[Dataset excerpts]
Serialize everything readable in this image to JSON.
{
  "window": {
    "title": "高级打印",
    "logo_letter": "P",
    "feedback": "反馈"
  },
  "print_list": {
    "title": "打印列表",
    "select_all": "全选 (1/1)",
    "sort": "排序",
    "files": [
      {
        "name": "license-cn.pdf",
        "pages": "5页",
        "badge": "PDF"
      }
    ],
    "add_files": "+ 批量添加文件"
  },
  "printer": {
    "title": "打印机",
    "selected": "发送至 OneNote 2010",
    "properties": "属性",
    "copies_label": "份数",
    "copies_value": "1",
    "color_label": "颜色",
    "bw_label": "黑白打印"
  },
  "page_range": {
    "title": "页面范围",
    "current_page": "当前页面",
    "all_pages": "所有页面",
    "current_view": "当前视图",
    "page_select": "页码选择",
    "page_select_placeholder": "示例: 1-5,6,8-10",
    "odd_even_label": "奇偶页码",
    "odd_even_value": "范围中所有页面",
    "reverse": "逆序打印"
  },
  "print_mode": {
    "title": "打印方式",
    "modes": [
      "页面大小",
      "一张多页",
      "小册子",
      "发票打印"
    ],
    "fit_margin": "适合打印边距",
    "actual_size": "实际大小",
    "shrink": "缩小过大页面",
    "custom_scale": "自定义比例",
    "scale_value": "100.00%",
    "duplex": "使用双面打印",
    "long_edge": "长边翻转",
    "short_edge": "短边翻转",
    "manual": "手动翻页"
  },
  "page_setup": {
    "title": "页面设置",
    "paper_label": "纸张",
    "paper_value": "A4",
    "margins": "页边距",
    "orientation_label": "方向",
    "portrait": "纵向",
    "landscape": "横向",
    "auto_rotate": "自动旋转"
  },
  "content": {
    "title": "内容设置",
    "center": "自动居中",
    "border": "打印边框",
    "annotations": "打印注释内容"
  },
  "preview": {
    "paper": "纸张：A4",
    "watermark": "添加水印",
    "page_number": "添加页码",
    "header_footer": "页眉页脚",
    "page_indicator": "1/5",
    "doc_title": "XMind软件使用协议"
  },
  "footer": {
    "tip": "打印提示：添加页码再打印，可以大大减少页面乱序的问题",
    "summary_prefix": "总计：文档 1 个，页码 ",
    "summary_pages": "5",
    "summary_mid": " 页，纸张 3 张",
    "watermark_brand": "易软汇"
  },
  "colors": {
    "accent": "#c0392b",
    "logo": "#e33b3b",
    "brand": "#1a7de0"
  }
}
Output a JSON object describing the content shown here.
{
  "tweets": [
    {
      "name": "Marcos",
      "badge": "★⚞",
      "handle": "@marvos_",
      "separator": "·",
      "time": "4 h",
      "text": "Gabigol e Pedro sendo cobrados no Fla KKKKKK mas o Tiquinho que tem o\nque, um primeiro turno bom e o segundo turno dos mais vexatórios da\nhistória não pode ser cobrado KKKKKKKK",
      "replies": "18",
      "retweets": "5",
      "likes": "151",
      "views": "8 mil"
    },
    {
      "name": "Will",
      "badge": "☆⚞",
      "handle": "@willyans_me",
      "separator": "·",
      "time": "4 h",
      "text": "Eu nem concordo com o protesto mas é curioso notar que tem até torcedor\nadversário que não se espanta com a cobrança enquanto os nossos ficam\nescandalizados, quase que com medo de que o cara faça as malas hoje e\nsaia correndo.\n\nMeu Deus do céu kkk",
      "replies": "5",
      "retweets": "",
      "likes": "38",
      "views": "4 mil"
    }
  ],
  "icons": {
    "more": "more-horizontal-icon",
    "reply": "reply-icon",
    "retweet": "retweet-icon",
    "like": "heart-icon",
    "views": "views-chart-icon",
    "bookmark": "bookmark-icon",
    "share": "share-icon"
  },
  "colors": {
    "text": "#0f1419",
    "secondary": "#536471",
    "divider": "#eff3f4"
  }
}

## WORK TO COMPLETE
Exactly reproduce all of the entries above.

## RESULT OF THE EXERCISE
Serialize everything readable in this image to JSON.
{
  "window": {
    "title": "高级打印",
    "logo_letter": "P",
    "feedback": "反馈"
  },
  "print_list": {
    "title": "打印列表",
    "select_all": "全选 (1/1)",
    "sort": "排序",
    "files": [
      {
        "name": "license-cn.pdf",
        "pages": "5页",
        "badge": "PDF"
      }
    ],
    "add_files": "+ 批量添加文件"
  },
  "printer": {
    "title": "打印机",
    "selected": "发送至 OneNote 2010",
    "properties": "属性",
    "copies_label": "份数",
    "copies_value": "1",
    "color_label": "颜色",
    "bw_label": "黑白打印"
  },
  "page_range": {
    "title": "页面范围",
    "current_page": "当前页面",
    "all_pages": "所有页面",
    "current_view": "当前视图",
    "page_select": "页码选择",
    "page_select_placeholder": "示例: 1-5,6,8-10",
    "odd_even_label": "奇偶页码",
    "odd_even_value": "范围中所有页面",
    "reverse": "逆序打印"
  },
  "print_mode": {
    "title": "打印方式",
    "modes": [
      "页面大小",
      "一张多页",
      "小册子",
      "发票打印"
    ],
    "fit_margin": "适合打印边距",
    "actual_size": "实际大小",
    "shrink": "缩小过大页面",
    "custom_scale": "自定义比例",
    "scale_value": "100.00%",
    "duplex": "使用双面打印",
    "long_edge": "长边翻转",
    "short_edge": "短边翻转",
    "manual": "手动翻页"
  },
  "page_setup": {
    "title": "页面设置",
    "paper_label": "纸张",
    "paper_value": "A4",
    "margins": "页边距",
    "orientation_label": "方向",
    "portrait": "纵向",
    "landscape": "横向",
    "auto_rotate": "自动旋转"
  },
  "content": {
    "title": "内容设置",
    "center": "自动居中",
    "border": "打印边框",
    "annotations": "打印注释内容"
  },
  "preview": {
    "paper": "纸张：A4",
    "watermark": "添加水印",
    "page_number": "添加页码",
    "header_footer": "页眉页脚",
    "page_indicator": "1/5",
    "doc_title": "XMind软件使用协议"
  },
  "footer": {
    "tip": "打印提示：添加页码再打印，可以大大减少页面乱序的问题",
    "summary_prefix": "总计：文档 1 个，页码 ",
    "summary_pages": "5",
    "summary_mid": " 页，纸张 3 张",
    "watermark_brand": "易软汇"
  },
  "colors": {
    "accent": "#c0392b",
    "logo": "#e33b3b",
    "brand": "#1a7de0"
  }
}
Output a JSON object describing the content shown here.
{
  "tweets": [
    {
      "name": "Marcos",
      "badge": "★⚞",
      "handle": "@marvos_",
      "separator": "·",
      "time": "4 h",
      "text": "Gabigol e Pedro sendo cobrados no Fla KKKKKK mas o Tiquinho que tem o\nque, um primeiro turno bom e o segundo turno dos mais vexatórios da\nhistória não pode ser cobrado KKKKKKKK",
      "replies": "18",
      "retweets": "5",
      "likes": "151",
      "views": "8 mil"
    },
    {
      "name": "Will",
      "badge": "☆⚞",
      "handle": "@willyans_me",
      "separator": "·",
      "time": "4 h",
      "text": "Eu nem concordo com o protesto mas é curioso notar que tem até torcedor\nadversário que não se espanta com a cobrança enquanto os nossos ficam\nescandalizados, quase que com medo de que o cara faça as malas hoje e\nsaia correndo.\n\nMeu Deus do céu kkk",
      "replies": "5",
      "retweets": "",
      "likes": "38",
      "views": "4 mil"
    }
  ],
  "icons": {
    "more": "more-horizontal-icon",
    "reply": "reply-icon",
    "retweet": "retweet-icon",
    "like": "heart-icon",
    "views": "views-chart-icon",
    "bookmark": "bookmark-icon",
    "share": "share-icon"
  },
  "colors": {
    "text": "#0f1419",
    "secondary": "#536471",
    "divider": "#eff3f4"
  }
}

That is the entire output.